++++ THE RECORDS ++++
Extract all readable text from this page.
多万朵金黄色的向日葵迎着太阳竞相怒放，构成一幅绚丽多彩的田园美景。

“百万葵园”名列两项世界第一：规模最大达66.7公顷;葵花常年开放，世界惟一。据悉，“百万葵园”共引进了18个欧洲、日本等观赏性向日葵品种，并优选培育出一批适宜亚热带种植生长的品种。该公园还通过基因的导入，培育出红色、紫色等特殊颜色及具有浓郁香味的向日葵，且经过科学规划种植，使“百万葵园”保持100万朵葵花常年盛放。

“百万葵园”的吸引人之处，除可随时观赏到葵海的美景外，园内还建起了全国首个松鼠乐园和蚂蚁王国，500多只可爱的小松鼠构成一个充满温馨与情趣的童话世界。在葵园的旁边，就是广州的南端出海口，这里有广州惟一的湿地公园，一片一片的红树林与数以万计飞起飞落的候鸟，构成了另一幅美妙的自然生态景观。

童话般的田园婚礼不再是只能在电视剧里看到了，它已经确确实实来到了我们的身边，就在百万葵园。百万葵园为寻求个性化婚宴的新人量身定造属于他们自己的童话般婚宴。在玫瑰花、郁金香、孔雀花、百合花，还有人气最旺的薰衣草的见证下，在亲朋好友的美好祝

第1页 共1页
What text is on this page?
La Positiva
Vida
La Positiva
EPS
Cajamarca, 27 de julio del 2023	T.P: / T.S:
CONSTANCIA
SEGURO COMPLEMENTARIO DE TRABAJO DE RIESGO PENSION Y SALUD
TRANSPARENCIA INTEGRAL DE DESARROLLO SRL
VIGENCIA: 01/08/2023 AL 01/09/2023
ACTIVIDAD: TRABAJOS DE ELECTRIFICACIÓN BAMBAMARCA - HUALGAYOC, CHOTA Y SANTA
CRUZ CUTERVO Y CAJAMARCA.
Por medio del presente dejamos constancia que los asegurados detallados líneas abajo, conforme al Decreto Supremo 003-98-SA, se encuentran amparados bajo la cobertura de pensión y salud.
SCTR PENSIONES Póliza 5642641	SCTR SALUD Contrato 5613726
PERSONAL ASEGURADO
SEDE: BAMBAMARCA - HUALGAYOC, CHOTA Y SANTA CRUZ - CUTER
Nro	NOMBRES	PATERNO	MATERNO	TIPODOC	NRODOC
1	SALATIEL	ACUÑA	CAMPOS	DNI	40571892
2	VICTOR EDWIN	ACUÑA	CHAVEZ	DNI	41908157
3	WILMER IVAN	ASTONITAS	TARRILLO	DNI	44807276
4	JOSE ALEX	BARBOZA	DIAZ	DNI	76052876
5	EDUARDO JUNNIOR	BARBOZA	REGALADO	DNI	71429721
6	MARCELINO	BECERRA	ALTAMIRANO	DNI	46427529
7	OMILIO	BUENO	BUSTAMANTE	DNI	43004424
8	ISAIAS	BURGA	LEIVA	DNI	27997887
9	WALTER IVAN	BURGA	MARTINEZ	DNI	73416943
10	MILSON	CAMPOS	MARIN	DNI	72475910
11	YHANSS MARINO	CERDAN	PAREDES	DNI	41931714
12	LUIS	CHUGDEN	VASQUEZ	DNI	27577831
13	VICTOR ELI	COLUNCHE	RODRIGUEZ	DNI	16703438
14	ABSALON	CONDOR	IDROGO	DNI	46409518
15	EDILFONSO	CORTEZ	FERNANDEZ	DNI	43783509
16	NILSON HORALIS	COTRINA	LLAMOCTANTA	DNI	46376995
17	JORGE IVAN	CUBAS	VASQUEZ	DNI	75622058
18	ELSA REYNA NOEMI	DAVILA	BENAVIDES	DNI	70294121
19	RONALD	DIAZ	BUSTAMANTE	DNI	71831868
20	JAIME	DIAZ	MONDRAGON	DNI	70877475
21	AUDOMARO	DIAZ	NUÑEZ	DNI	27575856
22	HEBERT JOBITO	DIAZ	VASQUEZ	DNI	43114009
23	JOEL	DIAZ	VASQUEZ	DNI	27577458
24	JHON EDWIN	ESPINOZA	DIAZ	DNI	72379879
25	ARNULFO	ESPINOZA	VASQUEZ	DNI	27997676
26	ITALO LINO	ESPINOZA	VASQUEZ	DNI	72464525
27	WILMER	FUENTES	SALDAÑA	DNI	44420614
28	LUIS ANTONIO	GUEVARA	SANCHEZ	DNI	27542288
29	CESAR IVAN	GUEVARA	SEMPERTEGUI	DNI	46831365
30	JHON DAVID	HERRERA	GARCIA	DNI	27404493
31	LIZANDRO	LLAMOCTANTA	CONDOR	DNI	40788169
++++
▶ _GIVEN PROBLEM_
Repeat all of the entries exactly.

▶ _ANSWER TO THE TASK_
Extract all readable text from this page.
多万朵金黄色的向日葵迎着太阳竞相怒放，构成一幅绚丽多彩的田园美景。

“百万葵园”名列两项世界第一：规模最大达66.7公顷;葵花常年开放，世界惟一。据悉，“百万葵园”共引进了18个欧洲、日本等观赏性向日葵品种，并优选培育出一批适宜亚热带种植生长的品种。该公园还通过基因的导入，培育出红色、紫色等特殊颜色及具有浓郁香味的向日葵，且经过科学规划种植，使“百万葵园”保持100万朵葵花常年盛放。

“百万葵园”的吸引人之处，除可随时观赏到葵海的美景外，园内还建起了全国首个松鼠乐园和蚂蚁王国，500多只可爱的小松鼠构成一个充满温馨与情趣的童话世界。在葵园的旁边，就是广州的南端出海口，这里有广州惟一的湿地公园，一片一片的红树林与数以万计飞起飞落的候鸟，构成了另一幅美妙的自然生态景观。

童话般的田园婚礼不再是只能在电视剧里看到了，它已经确确实实来到了我们的身边，就在百万葵园。百万葵园为寻求个性化婚宴的新人量身定造属于他们自己的童话般婚宴。在玫瑰花、郁金香、孔雀花、百合花，还有人气最旺的薰衣草的见证下，在亲朋好友的美好祝

第1页 共1页
What text is on this page?
La Positiva
Vida
La Positiva
EPS
Cajamarca, 27 de julio del 2023	T.P: / T.S:
CONSTANCIA
SEGURO COMPLEMENTARIO DE TRABAJO DE RIESGO PENSION Y SALUD
TRANSPARENCIA INTEGRAL DE DESARROLLO SRL
VIGENCIA: 01/08/2023 AL 01/09/2023
ACTIVIDAD: TRABAJOS DE ELECTRIFICACIÓN BAMBAMARCA - HUALGAYOC, CHOTA Y SANTA
CRUZ CUTERVO Y CAJAMARCA.
Por medio del presente dejamos constancia que los asegurados detallados líneas abajo, conforme al Decreto Supremo 003-98-SA, se encuentran amparados bajo la cobertura de pensión y salud.
SCTR PENSIONES Póliza 5642641	SCTR SALUD Contrato 5613726
PERSONAL ASEGURADO
SEDE: BAMBAMARCA - HUALGAYOC, CHOTA Y SANTA CRUZ - CUTER
Nro	NOMBRES	PATERNO	MATERNO	TIPODOC	NRODOC
1	SALATIEL	ACUÑA	CAMPOS	DNI	40571892
2	VICTOR EDWIN	ACUÑA	CHAVEZ	DNI	41908157
3	WILMER IVAN	ASTONITAS	TARRILLO	DNI	44807276
4	JOSE ALEX	BARBOZA	DIAZ	DNI	76052876
5	EDUARDO JUNNIOR	BARBOZA	REGALADO	DNI	71429721
6	MARCELINO	BECERRA	ALTAMIRANO	DNI	46427529
7	OMILIO	BUENO	BUSTAMANTE	DNI	43004424
8	ISAIAS	BURGA	LEIVA	DNI	27997887
9	WALTER IVAN	BURGA	MARTINEZ	DNI	73416943
10	MILSON	CAMPOS	MARIN	DNI	72475910
11	YHANSS MARINO	CERDAN	PAREDES	DNI	41931714
12	LUIS	CHUGDEN	VASQUEZ	DNI	27577831
13	VICTOR ELI	COLUNCHE	RODRIGUEZ	DNI	16703438
14	ABSALON	CONDOR	IDROGO	DNI	46409518
15	EDILFONSO	CORTEZ	FERNANDEZ	DNI	43783509
16	NILSON HORALIS	COTRINA	LLAMOCTANTA	DNI	46376995
17	JORGE IVAN	CUBAS	VASQUEZ	DNI	75622058
18	ELSA REYNA NOEMI	DAVILA	BENAVIDES	DNI	70294121
19	RONALD	DIAZ	BUSTAMANTE	DNI	71831868
20	JAIME	DIAZ	MONDRAGON	DNI	70877475
21	AUDOMARO	DIAZ	NUÑEZ	DNI	27575856
22	HEBERT JOBITO	DIAZ	VASQUEZ	DNI	43114009
23	JOEL	DIAZ	VASQUEZ	DNI	27577458
24	JHON EDWIN	ESPINOZA	DIAZ	DNI	72379879
25	ARNULFO	ESPINOZA	VASQUEZ	DNI	27997676
26	ITALO LINO	ESPINOZA	VASQUEZ	DNI	72464525
27	WILMER	FUENTES	SALDAÑA	DNI	44420614
28	LUIS ANTONIO	GUEVARA	SANCHEZ	DNI	27542288
29	CESAR IVAN	GUEVARA	SEMPERTEGUI	DNI	46831365
30	JHON DAVID	HERRERA	GARCIA	DNI	27404493
31	LIZANDRO	LLAMOCTANTA	CONDOR	DNI	40788169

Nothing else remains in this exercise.